> _INPUT DATA_:
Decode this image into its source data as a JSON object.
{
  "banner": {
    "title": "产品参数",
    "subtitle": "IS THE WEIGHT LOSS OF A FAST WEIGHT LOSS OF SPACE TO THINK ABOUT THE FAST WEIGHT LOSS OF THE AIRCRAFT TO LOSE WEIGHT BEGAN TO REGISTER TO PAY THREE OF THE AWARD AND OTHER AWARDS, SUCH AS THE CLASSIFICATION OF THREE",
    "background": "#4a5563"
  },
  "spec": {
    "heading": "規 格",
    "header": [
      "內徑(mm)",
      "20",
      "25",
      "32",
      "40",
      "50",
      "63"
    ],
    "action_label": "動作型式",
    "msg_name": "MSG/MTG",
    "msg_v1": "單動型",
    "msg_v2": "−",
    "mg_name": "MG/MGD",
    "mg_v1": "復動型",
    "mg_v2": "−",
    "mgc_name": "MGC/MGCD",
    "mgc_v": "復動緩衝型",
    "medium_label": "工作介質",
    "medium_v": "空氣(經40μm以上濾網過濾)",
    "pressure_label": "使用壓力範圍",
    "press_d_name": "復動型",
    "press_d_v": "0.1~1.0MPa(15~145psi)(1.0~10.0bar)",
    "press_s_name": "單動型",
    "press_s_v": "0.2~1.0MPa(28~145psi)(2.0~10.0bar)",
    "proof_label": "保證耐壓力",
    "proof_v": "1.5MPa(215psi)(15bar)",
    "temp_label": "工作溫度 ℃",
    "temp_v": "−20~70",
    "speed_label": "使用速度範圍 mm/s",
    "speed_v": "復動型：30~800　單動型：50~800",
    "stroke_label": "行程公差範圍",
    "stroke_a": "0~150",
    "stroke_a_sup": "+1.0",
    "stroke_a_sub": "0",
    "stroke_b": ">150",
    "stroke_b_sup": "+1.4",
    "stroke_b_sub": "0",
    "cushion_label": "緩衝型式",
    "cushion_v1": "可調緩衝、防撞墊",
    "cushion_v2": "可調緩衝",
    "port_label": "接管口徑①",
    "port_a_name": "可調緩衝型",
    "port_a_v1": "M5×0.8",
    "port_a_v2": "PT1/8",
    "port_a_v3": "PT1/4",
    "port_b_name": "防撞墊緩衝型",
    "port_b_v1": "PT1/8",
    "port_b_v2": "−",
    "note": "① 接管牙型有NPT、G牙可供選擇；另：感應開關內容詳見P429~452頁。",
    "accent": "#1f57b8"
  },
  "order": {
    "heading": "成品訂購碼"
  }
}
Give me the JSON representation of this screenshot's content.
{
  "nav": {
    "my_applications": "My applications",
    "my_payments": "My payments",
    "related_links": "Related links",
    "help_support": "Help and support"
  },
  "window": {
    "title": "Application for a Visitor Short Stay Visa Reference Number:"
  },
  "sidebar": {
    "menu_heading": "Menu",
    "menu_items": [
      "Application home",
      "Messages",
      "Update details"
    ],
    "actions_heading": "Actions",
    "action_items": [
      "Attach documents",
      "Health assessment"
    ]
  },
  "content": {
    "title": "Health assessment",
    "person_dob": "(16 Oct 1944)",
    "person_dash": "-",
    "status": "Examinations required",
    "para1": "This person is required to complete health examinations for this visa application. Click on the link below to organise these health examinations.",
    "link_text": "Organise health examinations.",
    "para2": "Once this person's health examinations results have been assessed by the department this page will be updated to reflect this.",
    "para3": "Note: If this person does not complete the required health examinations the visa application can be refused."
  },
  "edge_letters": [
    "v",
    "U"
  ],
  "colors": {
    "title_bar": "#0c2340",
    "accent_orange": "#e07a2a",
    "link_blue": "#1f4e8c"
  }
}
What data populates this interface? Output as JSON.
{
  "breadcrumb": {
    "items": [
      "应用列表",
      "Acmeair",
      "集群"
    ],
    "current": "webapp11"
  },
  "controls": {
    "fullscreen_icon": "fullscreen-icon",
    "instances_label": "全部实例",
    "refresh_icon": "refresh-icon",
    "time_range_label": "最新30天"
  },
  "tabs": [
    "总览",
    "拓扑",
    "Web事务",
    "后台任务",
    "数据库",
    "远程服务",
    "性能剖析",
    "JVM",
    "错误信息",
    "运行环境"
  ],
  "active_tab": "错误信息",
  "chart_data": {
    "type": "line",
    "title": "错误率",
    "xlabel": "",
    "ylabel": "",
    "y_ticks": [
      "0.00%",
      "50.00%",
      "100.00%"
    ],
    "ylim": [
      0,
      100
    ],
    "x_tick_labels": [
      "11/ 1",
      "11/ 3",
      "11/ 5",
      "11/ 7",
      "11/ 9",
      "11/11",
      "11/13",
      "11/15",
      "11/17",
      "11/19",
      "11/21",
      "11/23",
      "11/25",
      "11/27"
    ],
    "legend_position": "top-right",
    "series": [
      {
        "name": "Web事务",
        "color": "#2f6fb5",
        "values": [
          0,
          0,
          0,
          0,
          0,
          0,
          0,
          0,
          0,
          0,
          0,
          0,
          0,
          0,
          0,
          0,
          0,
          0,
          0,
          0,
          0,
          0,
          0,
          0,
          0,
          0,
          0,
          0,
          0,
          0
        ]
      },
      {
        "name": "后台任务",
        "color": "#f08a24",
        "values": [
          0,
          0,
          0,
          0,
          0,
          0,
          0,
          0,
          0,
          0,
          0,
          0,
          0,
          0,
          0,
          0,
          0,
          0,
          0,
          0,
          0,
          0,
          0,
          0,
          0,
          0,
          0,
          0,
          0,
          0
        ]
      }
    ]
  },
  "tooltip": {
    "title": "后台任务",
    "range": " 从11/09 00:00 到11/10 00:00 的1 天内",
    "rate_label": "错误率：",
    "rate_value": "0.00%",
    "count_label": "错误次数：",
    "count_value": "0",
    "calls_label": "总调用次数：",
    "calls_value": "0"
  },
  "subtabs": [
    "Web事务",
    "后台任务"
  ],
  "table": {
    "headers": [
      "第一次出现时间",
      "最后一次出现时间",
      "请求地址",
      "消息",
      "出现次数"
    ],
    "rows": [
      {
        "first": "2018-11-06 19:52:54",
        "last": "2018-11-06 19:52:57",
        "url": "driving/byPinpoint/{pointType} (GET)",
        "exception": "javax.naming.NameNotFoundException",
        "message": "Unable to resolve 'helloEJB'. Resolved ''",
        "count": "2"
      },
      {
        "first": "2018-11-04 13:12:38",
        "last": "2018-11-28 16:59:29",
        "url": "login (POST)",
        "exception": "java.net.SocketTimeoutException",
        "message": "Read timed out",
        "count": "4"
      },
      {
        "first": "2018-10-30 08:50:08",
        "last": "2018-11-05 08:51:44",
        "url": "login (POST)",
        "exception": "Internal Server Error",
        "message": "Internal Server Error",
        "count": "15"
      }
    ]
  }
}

> _DIRECTIONS FOR THIS TASK_:
Repeat every record, exactly as written.

> _WRITTEN RESPONSE_:
Decode this image into its source data as a JSON object.
{
  "banner": {
    "title": "产品参数",
    "subtitle": "IS THE WEIGHT LOSS OF A FAST WEIGHT LOSS OF SPACE TO THINK ABOUT THE FAST WEIGHT LOSS OF THE AIRCRAFT TO LOSE WEIGHT BEGAN TO REGISTER TO PAY THREE OF THE AWARD AND OTHER AWARDS, SUCH AS THE CLASSIFICATION OF THREE",
    "background": "#4a5563"
  },
  "spec": {
    "heading": "規 格",
    "header": [
      "內徑(mm)",
      "20",
      "25",
      "32",
      "40",
      "50",
      "63"
    ],
    "action_label": "動作型式",
    "msg_name": "MSG/MTG",
    "msg_v1": "單動型",
    "msg_v2": "−",
    "mg_name": "MG/MGD",
    "mg_v1": "復動型",
    "mg_v2": "−",
    "mgc_name": "MGC/MGCD",
    "mgc_v": "復動緩衝型",
    "medium_label": "工作介質",
    "medium_v": "空氣(經40μm以上濾網過濾)",
    "pressure_label": "使用壓力範圍",
    "press_d_name": "復動型",
    "press_d_v": "0.1~1.0MPa(15~145psi)(1.0~10.0bar)",
    "press_s_name": "單動型",
    "press_s_v": "0.2~1.0MPa(28~145psi)(2.0~10.0bar)",
    "proof_label": "保證耐壓力",
    "proof_v": "1.5MPa(215psi)(15bar)",
    "temp_label": "工作溫度 ℃",
    "temp_v": "−20~70",
    "speed_label": "使用速度範圍 mm/s",
    "speed_v": "復動型：30~800　單動型：50~800",
    "stroke_label": "行程公差範圍",
    "stroke_a": "0~150",
    "stroke_a_sup": "+1.0",
    "stroke_a_sub": "0",
    "stroke_b": ">150",
    "stroke_b_sup": "+1.4",
    "stroke_b_sub": "0",
    "cushion_label": "緩衝型式",
    "cushion_v1": "可調緩衝、防撞墊",
    "cushion_v2": "可調緩衝",
    "port_label": "接管口徑①",
    "port_a_name": "可調緩衝型",
    "port_a_v1": "M5×0.8",
    "port_a_v2": "PT1/8",
    "port_a_v3": "PT1/4",
    "port_b_name": "防撞墊緩衝型",
    "port_b_v1": "PT1/8",
    "port_b_v2": "−",
    "note": "① 接管牙型有NPT、G牙可供選擇；另：感應開關內容詳見P429~452頁。",
    "accent": "#1f57b8"
  },
  "order": {
    "heading": "成品訂購碼"
  }
}
Give me the JSON representation of this screenshot's content.
{
  "nav": {
    "my_applications": "My applications",
    "my_payments": "My payments",
    "related_links": "Related links",
    "help_support": "Help and support"
  },
  "window": {
    "title": "Application for a Visitor Short Stay Visa Reference Number:"
  },
  "sidebar": {
    "menu_heading": "Menu",
    "menu_items": [
      "Application home",
      "Messages",
      "Update details"
    ],
    "actions_heading": "Actions",
    "action_items": [
      "Attach documents",
      "Health assessment"
    ]
  },
  "content": {
    "title": "Health assessment",
    "person_dob": "(16 Oct 1944)",
    "person_dash": "-",
    "status": "Examinations required",
    "para1": "This person is required to complete health examinations for this visa application. Click on the link below to organise these health examinations.",
    "link_text": "Organise health examinations.",
    "para2": "Once this person's health examinations results have been assessed by the department this page will be updated to reflect this.",
    "para3": "Note: If this person does not complete the required health examinations the visa application can be refused."
  },
  "edge_letters": [
    "v",
    "U"
  ],
  "colors": {
    "title_bar": "#0c2340",
    "accent_orange": "#e07a2a",
    "link_blue": "#1f4e8c"
  }
}
What data populates this interface? Output as JSON.
{
  "breadcrumb": {
    "items": [
      "应用列表",
      "Acmeair",
      "集群"
    ],
    "current": "webapp11"
  },
  "controls": {
    "fullscreen_icon": "fullscreen-icon",
    "instances_label": "全部实例",
    "refresh_icon": "refresh-icon",
    "time_range_label": "最新30天"
  },
  "tabs": [
    "总览",
    "拓扑",
    "Web事务",
    "后台任务",
    "数据库",
    "远程服务",
    "性能剖析",
    "JVM",
    "错误信息",
    "运行环境"
  ],
  "active_tab": "错误信息",
  "chart_data": {
    "type": "line",
    "title": "错误率",
    "xlabel": "",
    "ylabel": "",
    "y_ticks": [
      "0.00%",
      "50.00%",
      "100.00%"
    ],
    "ylim": [
      0,
      100
    ],
    "x_tick_labels": [
      "11/ 1",
      "11/ 3",
      "11/ 5",
      "11/ 7",
      "11/ 9",
      "11/11",
      "11/13",
      "11/15",
      "11/17",
      "11/19",
      "11/21",
      "11/23",
      "11/25",
      "11/27"
    ],
    "legend_position": "top-right",
    "series": [
      {
        "name": "Web事务",
        "color": "#2f6fb5",
        "values": [
          0,
          0,
          0,
          0,
          0,
          0,
          0,
          0,
          0,
          0,
          0,
          0,
          0,
          0,
          0,
          0,
          0,
          0,
          0,
          0,
          0,
          0,
          0,
          0,
          0,
          0,
          0,
          0,
          0,
          0
        ]
      },
      {
        "name": "后台任务",
        "color": "#f08a24",
        "values": [
          0,
          0,
          0,
          0,
          0,
          0,
          0,
          0,
          0,
          0,
          0,
          0,
          0,
          0,
          0,
          0,
          0,
          0,
          0,
          0,
          0,
          0,
          0,
          0,
          0,
          0,
          0,
          0,
          0,
          0
        ]
      }
    ]
  },
  "tooltip": {
    "title": "后台任务",
    "range": " 从11/09 00:00 到11/10 00:00 的1 天内",
    "rate_label": "错误率：",
    "rate_value": "0.00%",
    "count_label": "错误次数：",
    "count_value": "0",
    "calls_label": "总调用次数：",
    "calls_value": "0"
  },
  "subtabs": [
    "Web事务",
    "后台任务"
  ],
  "table": {
    "headers": [
      "第一次出现时间",
      "最后一次出现时间",
      "请求地址",
      "消息",
      "出现次数"
    ],
    "rows": [
      {
        "first": "2018-11-06 19:52:54",
        "last": "2018-11-06 19:52:57",
        "url": "driving/byPinpoint/{pointType} (GET)",
        "exception": "javax.naming.NameNotFoundException",
        "message": "Unable to resolve 'helloEJB'. Resolved ''",
        "count": "2"
      },
      {
        "first": "2018-11-04 13:12:38",
        "last": "2018-11-28 16:59:29",
        "url": "login (POST)",
        "exception": "java.net.SocketTimeoutException",
        "message": "Read timed out",
        "count": "4"
      },
      {
        "first": "2018-10-30 08:50:08",
        "last": "2018-11-05 08:51:44",
        "url": "login (POST)",
        "exception": "Internal Server Error",
        "message": "Internal Server Error",
        "count": "15"
      }
    ]
  }
}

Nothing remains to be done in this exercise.